> INSTRUCTION: Pick out the lines below with "name" and list them.

> EXERCISE INPUTS:
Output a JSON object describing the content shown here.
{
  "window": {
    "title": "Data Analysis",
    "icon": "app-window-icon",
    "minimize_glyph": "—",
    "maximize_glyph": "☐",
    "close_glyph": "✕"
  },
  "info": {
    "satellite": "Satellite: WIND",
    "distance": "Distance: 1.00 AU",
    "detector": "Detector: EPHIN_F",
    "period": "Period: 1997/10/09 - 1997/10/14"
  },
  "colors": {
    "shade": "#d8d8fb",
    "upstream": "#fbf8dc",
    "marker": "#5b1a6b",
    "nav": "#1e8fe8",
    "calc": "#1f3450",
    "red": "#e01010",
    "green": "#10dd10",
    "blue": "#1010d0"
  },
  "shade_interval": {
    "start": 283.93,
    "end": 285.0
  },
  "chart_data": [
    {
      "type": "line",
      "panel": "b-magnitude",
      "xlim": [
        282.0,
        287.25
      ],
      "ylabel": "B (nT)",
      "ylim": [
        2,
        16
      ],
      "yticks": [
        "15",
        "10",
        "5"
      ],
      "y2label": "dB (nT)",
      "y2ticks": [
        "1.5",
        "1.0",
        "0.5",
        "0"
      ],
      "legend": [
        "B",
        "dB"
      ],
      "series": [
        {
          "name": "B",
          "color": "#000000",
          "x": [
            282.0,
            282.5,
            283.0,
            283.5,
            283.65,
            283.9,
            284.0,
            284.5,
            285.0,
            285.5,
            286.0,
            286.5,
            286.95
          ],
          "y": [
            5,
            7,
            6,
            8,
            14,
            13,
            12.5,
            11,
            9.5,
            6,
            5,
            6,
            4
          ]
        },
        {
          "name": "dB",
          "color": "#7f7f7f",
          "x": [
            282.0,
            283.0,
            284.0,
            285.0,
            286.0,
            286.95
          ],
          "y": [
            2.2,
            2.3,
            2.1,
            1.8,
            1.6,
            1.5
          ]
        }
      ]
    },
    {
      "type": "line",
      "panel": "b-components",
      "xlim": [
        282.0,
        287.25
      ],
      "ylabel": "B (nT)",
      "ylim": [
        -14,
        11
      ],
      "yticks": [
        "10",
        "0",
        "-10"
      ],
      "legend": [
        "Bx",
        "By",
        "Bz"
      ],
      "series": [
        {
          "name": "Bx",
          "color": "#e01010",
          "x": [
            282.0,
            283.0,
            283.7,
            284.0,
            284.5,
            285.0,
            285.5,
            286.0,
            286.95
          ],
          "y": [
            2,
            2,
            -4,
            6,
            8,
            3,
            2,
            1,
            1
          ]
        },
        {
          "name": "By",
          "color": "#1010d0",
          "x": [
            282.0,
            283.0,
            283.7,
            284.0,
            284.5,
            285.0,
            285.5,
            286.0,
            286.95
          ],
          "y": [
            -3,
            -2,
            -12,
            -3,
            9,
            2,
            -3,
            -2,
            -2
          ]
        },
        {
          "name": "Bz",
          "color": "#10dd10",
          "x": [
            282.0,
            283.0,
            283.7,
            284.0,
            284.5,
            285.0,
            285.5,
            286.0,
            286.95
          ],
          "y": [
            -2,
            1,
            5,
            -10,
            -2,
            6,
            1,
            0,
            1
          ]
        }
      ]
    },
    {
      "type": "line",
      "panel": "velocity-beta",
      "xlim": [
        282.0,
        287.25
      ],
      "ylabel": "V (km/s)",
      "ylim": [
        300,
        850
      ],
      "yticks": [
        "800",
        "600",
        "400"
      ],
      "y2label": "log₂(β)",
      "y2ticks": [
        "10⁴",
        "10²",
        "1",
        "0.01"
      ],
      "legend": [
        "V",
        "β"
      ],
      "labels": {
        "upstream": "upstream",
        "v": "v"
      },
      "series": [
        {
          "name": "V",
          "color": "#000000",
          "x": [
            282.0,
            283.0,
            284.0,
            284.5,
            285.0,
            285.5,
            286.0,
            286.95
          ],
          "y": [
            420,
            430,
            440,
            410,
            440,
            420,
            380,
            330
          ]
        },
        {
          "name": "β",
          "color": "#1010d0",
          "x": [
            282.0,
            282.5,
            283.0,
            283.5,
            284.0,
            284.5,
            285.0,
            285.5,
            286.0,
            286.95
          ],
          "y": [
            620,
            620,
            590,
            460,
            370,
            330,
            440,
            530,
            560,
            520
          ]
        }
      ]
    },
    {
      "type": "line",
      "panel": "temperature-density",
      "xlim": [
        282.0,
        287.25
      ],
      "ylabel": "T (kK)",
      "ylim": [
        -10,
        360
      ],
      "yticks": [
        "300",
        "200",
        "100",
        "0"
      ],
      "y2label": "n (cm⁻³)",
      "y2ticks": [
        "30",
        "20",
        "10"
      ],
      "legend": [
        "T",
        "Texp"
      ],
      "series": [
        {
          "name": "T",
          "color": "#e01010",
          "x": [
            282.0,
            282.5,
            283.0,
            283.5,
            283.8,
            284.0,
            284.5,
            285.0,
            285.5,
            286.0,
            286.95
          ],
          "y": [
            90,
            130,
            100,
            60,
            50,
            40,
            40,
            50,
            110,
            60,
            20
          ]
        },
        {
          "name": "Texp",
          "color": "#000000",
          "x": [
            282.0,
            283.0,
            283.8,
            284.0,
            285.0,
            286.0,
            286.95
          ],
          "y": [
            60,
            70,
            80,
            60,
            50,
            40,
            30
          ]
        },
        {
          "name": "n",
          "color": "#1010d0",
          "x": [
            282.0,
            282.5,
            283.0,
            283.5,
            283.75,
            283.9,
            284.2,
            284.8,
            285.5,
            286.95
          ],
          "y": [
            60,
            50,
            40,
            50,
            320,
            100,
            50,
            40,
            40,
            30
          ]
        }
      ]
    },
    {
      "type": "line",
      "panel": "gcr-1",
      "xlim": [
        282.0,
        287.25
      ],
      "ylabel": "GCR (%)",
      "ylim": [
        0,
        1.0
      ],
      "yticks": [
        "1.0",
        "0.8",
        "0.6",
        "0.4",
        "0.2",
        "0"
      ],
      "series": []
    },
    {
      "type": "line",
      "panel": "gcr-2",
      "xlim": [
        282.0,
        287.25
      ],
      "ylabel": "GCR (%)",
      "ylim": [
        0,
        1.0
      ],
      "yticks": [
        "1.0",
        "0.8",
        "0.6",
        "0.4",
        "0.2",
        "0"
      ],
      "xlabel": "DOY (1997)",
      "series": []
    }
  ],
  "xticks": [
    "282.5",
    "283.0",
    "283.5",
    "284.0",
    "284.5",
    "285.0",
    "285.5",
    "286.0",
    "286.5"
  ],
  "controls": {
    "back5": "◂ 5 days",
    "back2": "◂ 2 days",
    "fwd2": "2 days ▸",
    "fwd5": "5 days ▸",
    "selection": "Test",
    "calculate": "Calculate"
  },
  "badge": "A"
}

> REPLY TO THE EXERCISE:
          "name": "B",
          "name": "dB",
          "name": "Bx",
          "name": "By",
          "name": "Bz",
          "name": "V",
          "name": "β",
          "name": "T",
          "name": "Texp",
          "name": "n",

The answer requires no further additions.